The blade part 4b may be a cruciform blade or a chisel-shaped
blade, according to whether it is to be used for screwing in
cross-slotted screws or straight-slotted screws. Of course, the
blade may also be multi-edged, for screwing in socketed head
screws. In the case of the embodiment illustrated, the blade part
4b is a cruciform blade.
Provided in the seat part 3 are radially extending bores 5 in which
locking balls 6 are movably disposed. The number of these locking
balls 6 may correspond to the number of plane faces of the shank
part 4a, but it may also be smaller than the number of these plane
faces.
The seat part 3 is enclosed by a casing in the form of a sleeve 7
which is axially biased by means of a spring 8. By means of the
spring biased sleeve 7, the locking balls 6 can be moved into a
locking position or released position, in which they are,
respectively, engaged with the plane surfaces of the shank part 4a
of the screwdriver bit 4 or are disengaged therefrom. The length of
the sleeve 7 is adapted to suit the depth to which the screw is to
penetrate.

= = = =

● **Set exercise 1**
Translate this sentence from the screwdriver passage into Spanish: "Of course, the blade may also be multi-edged, for screwing in socketed head screws."
● **Set exercise 2**
Please write out the stretch of the screwdriver passage from "The blade part 4b" through "a cruciform blade." word for word.
The material is unrelated to the screwdriver passage.

● **Dataset**
= = = =

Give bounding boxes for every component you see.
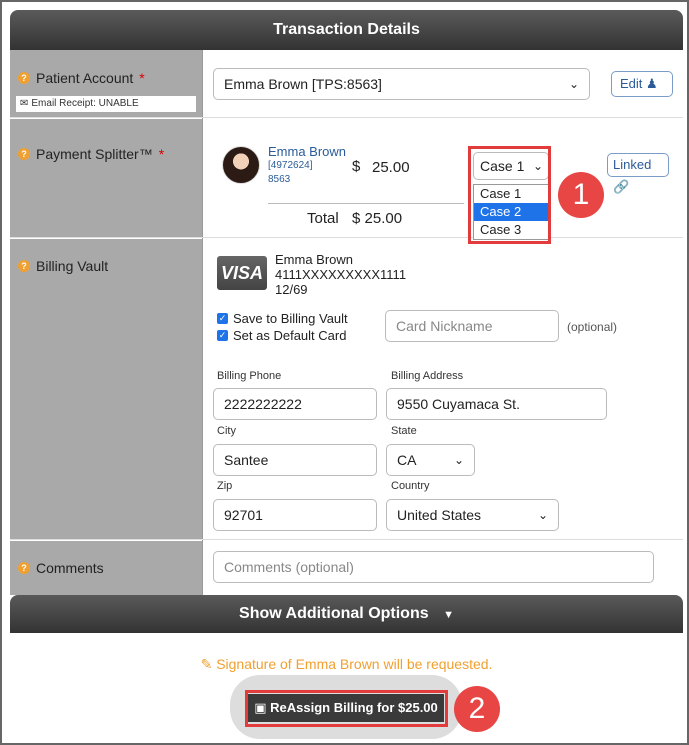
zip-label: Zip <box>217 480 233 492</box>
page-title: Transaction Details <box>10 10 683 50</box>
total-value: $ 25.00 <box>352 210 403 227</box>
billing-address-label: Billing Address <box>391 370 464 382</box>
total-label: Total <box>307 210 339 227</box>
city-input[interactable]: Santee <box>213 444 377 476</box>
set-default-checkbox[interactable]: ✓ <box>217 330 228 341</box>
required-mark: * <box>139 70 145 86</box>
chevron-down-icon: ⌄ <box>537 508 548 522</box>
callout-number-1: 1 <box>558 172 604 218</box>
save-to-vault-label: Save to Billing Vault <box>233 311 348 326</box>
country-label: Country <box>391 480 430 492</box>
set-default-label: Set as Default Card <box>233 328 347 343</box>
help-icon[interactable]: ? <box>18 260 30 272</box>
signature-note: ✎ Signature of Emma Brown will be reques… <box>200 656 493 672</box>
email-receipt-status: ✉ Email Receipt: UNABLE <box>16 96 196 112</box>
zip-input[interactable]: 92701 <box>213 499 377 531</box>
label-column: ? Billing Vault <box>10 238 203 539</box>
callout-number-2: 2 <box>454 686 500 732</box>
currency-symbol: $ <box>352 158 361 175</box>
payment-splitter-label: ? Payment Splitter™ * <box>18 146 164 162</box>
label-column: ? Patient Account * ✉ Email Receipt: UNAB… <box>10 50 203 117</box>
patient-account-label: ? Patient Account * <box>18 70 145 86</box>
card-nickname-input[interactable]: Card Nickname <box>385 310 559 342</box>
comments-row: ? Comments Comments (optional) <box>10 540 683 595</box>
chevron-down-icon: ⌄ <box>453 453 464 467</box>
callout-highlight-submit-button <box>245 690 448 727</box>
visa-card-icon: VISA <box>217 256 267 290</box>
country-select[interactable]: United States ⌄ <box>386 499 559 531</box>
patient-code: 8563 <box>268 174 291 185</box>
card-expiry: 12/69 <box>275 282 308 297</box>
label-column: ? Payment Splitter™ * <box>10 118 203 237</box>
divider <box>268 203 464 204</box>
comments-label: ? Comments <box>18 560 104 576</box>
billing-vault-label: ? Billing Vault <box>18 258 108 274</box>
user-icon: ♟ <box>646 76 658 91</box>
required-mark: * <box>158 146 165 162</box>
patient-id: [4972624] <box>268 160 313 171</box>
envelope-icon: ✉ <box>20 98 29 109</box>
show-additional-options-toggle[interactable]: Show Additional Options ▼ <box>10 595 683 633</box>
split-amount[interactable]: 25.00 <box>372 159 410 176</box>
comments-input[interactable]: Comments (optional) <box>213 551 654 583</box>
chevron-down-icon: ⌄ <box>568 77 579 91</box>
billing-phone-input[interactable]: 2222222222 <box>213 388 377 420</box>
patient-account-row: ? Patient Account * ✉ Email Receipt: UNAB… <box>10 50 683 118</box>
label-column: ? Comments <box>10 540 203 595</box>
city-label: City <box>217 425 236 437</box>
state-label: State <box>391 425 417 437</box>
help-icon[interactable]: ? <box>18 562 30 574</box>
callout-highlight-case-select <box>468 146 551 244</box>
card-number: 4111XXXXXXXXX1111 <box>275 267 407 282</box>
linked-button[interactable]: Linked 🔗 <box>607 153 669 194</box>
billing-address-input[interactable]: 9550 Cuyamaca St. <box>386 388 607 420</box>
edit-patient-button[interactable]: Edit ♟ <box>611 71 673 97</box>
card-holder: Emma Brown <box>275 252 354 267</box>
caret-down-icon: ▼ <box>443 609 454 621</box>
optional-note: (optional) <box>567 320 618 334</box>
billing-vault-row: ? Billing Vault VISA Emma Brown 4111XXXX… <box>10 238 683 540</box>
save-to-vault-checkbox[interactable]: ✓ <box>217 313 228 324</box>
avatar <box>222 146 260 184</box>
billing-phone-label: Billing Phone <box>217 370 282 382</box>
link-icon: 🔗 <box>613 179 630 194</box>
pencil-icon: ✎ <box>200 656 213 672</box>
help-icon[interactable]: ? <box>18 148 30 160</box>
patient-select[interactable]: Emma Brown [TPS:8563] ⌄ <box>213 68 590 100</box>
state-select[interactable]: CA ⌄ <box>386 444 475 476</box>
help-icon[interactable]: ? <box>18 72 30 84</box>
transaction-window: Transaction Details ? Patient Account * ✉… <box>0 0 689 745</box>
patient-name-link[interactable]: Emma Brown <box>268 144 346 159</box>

= = = =

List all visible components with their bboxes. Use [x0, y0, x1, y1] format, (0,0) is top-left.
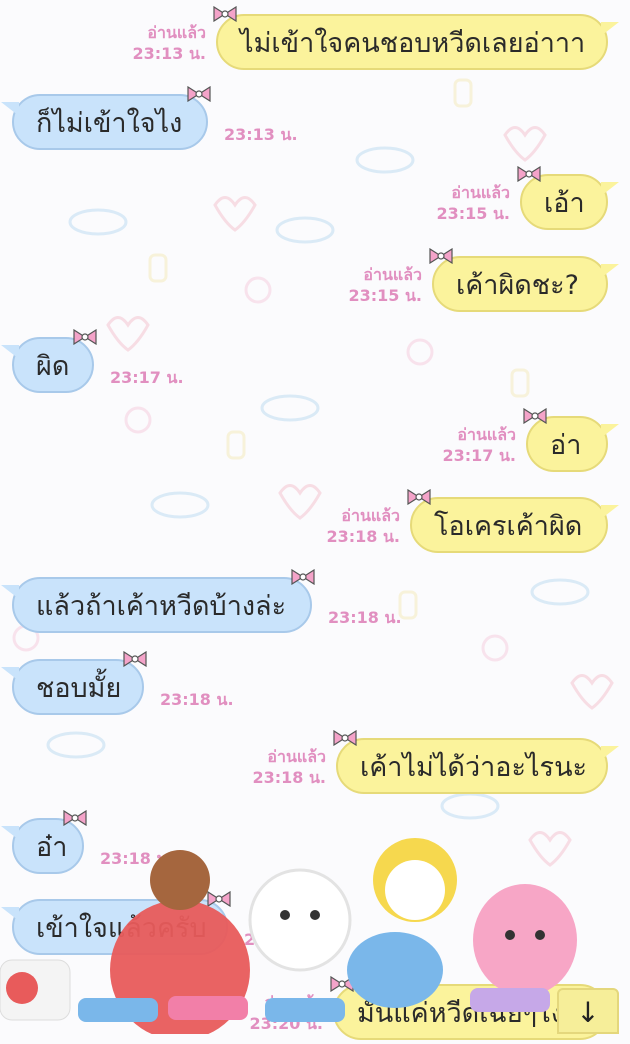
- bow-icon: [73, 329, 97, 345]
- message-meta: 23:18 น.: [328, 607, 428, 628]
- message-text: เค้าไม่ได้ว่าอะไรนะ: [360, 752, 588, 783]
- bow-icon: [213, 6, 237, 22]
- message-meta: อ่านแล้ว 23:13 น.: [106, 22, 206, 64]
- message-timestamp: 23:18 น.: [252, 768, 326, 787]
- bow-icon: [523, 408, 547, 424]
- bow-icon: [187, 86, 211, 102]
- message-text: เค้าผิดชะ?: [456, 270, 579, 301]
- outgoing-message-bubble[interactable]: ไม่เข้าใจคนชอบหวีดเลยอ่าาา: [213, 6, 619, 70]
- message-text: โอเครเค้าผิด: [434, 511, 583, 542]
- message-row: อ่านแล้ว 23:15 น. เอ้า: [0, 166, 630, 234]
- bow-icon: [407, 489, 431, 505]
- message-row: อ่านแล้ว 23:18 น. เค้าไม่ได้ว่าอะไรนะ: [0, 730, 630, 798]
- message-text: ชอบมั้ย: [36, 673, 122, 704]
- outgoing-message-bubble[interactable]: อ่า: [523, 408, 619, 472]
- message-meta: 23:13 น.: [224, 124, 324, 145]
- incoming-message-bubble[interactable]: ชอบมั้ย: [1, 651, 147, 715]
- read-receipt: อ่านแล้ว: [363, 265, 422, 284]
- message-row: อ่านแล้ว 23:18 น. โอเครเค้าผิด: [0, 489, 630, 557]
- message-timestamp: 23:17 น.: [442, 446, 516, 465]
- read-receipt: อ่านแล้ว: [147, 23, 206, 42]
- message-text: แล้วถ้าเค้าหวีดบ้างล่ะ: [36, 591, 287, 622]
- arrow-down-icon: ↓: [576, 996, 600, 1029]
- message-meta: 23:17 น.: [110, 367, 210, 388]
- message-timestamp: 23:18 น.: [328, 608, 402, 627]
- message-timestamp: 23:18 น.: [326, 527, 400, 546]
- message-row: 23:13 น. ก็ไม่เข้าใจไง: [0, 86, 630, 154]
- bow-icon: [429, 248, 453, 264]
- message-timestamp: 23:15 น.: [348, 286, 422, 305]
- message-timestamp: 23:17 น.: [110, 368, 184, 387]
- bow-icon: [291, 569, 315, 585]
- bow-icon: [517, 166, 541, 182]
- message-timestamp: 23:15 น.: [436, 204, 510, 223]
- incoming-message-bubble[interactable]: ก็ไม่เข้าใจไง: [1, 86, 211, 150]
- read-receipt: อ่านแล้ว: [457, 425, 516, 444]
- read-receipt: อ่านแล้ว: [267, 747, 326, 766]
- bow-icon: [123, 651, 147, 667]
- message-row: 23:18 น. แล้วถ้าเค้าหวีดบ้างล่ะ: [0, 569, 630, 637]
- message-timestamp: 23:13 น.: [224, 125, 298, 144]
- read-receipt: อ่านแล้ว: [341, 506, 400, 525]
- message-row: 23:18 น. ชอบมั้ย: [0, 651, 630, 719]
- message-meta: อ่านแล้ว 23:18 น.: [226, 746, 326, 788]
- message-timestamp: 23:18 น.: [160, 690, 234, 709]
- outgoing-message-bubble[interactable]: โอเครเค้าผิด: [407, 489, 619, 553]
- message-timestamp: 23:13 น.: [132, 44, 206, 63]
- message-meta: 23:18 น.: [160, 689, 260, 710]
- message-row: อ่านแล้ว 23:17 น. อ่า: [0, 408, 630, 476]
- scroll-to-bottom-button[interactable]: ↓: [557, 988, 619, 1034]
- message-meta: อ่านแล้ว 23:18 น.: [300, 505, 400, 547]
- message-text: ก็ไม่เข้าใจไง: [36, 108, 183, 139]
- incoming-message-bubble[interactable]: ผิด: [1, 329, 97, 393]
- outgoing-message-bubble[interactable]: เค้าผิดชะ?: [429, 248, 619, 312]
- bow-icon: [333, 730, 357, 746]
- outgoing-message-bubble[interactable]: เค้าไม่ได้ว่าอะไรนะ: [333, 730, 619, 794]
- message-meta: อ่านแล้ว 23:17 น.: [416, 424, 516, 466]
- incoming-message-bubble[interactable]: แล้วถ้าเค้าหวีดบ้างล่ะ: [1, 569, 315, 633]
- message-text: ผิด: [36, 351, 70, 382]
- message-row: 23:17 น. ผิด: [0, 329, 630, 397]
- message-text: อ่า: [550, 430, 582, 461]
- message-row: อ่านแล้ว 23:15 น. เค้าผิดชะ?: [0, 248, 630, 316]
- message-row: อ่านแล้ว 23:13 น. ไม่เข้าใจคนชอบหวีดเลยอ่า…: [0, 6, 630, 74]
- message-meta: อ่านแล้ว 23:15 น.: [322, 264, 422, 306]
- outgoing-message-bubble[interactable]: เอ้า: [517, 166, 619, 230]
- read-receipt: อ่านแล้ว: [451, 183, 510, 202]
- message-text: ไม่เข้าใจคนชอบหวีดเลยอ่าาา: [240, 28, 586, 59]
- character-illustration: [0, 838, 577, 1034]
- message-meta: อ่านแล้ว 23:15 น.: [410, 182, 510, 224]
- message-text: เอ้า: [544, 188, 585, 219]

= = = =

● **Correct result 1**
Por supuesto, la hoja también puede tener varios filos, para atornillar tornillos de cabeza hueca.

● **Correct result 2**
The blade part 4b may be a cruciform blade or a chisel-shaped
blade, according to whether it is to be used for screwing in
cross-slotted screws or straight-slotted screws. Of course, the
blade may also be multi-edged, for screwing in socketed head
screws. In the case of the embodiment illustrated, the blade part
4b is a cruciform blade.